→ **YOUR INSTRUCTIONS**
Return verbatim the entries starting at the beginning of the entries and ending with the line that contains "146, 928, 161]", including that line.

-- start --

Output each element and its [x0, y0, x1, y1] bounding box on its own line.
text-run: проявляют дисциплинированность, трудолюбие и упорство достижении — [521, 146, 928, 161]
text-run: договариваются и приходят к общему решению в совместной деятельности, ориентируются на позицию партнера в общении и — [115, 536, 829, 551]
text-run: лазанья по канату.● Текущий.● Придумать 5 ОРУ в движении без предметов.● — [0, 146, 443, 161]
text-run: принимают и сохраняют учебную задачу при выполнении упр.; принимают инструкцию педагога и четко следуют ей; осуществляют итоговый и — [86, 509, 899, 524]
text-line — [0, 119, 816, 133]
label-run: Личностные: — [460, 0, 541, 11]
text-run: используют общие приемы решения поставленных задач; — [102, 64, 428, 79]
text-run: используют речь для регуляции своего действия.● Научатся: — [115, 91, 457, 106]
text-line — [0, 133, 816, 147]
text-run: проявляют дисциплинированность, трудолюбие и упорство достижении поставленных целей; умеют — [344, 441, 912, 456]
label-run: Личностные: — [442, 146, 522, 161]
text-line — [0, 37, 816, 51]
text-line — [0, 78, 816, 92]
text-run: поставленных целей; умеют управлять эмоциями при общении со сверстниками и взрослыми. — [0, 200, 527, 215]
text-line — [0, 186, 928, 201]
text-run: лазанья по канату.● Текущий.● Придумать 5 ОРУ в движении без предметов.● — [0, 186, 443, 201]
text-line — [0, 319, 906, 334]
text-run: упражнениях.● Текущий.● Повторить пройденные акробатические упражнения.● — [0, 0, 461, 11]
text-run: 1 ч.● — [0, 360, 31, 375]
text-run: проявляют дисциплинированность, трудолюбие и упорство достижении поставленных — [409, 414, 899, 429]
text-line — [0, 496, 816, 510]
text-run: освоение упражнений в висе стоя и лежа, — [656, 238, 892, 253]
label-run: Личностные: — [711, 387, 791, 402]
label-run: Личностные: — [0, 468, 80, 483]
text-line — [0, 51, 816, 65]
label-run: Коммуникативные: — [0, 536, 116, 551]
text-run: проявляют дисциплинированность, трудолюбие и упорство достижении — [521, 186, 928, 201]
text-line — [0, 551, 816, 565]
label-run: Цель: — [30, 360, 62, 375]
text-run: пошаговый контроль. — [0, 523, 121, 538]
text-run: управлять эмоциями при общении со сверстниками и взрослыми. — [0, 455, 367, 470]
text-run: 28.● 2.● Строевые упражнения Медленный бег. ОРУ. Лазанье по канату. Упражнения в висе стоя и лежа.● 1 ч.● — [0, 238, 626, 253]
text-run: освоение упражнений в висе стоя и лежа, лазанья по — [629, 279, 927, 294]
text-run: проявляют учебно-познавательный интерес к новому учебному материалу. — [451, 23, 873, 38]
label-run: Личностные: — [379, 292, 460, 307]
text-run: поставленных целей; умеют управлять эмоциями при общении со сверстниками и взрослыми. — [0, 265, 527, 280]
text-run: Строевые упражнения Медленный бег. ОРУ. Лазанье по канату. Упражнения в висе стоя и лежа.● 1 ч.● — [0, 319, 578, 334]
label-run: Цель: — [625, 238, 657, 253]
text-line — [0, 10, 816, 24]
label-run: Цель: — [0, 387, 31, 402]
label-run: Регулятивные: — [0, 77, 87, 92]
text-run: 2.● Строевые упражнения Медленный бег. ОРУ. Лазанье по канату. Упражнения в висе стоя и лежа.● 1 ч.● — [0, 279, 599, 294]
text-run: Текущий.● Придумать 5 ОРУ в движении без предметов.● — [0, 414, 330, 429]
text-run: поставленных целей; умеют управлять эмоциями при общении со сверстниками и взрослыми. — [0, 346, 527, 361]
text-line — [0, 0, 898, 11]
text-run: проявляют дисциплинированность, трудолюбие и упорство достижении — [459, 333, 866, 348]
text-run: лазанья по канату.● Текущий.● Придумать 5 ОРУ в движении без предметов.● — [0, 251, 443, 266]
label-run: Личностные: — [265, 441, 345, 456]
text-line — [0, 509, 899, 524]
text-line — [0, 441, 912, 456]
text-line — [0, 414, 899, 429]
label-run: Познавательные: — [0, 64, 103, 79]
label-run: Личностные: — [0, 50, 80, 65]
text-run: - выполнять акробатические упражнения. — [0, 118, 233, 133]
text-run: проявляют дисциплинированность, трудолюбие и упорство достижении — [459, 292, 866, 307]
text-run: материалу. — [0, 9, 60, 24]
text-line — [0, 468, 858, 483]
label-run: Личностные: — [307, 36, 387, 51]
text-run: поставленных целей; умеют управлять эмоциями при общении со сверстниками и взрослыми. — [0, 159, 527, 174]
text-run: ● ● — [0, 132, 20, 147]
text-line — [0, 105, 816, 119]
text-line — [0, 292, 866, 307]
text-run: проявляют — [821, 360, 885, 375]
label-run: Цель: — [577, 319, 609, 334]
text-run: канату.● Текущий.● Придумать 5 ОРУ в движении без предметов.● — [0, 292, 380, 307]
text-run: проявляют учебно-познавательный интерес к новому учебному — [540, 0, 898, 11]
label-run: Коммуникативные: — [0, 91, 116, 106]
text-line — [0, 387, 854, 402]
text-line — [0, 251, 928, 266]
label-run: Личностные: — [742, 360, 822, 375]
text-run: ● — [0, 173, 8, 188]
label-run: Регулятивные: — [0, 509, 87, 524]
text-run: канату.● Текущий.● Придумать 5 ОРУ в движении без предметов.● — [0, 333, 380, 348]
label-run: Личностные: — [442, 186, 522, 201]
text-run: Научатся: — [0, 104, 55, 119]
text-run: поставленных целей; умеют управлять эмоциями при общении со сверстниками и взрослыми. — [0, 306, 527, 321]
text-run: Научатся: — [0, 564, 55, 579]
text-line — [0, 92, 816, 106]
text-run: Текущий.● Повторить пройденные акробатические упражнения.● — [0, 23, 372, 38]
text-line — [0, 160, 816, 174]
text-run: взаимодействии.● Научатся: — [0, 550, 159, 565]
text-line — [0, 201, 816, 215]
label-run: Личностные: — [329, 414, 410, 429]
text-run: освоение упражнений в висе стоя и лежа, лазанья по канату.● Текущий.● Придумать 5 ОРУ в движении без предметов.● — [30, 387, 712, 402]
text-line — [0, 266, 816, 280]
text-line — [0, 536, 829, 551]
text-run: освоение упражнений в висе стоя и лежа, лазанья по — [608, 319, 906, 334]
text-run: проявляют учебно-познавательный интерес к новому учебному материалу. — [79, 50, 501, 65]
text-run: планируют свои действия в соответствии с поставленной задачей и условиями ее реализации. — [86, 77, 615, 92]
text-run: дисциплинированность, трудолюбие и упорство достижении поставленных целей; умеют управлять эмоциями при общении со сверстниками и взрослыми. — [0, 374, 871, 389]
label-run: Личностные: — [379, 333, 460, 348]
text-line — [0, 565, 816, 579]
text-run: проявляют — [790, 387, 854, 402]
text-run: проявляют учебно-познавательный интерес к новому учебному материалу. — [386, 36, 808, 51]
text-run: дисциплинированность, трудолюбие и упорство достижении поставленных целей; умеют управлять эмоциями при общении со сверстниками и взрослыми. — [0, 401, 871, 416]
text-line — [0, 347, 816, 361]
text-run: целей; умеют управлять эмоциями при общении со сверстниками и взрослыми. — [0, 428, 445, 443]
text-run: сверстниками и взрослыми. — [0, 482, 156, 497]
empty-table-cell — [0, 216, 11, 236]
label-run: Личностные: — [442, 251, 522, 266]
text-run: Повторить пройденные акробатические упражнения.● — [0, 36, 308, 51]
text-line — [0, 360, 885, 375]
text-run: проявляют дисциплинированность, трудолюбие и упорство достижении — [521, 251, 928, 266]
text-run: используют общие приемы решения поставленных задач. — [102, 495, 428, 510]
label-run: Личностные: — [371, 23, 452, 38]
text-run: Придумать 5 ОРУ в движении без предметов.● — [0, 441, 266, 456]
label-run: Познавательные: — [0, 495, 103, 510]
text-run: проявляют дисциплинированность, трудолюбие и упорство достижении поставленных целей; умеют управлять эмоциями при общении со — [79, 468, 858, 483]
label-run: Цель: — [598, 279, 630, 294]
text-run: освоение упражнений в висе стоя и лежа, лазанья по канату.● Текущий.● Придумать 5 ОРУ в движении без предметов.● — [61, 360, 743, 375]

-- end --

→ **CORRECT RESULT**
Output each element and its [x0, y0, x1, y1] bounding box on its own line.
text-run: проявляют дисциплинированность, трудолюбие и упорство достижении — [521, 146, 928, 161]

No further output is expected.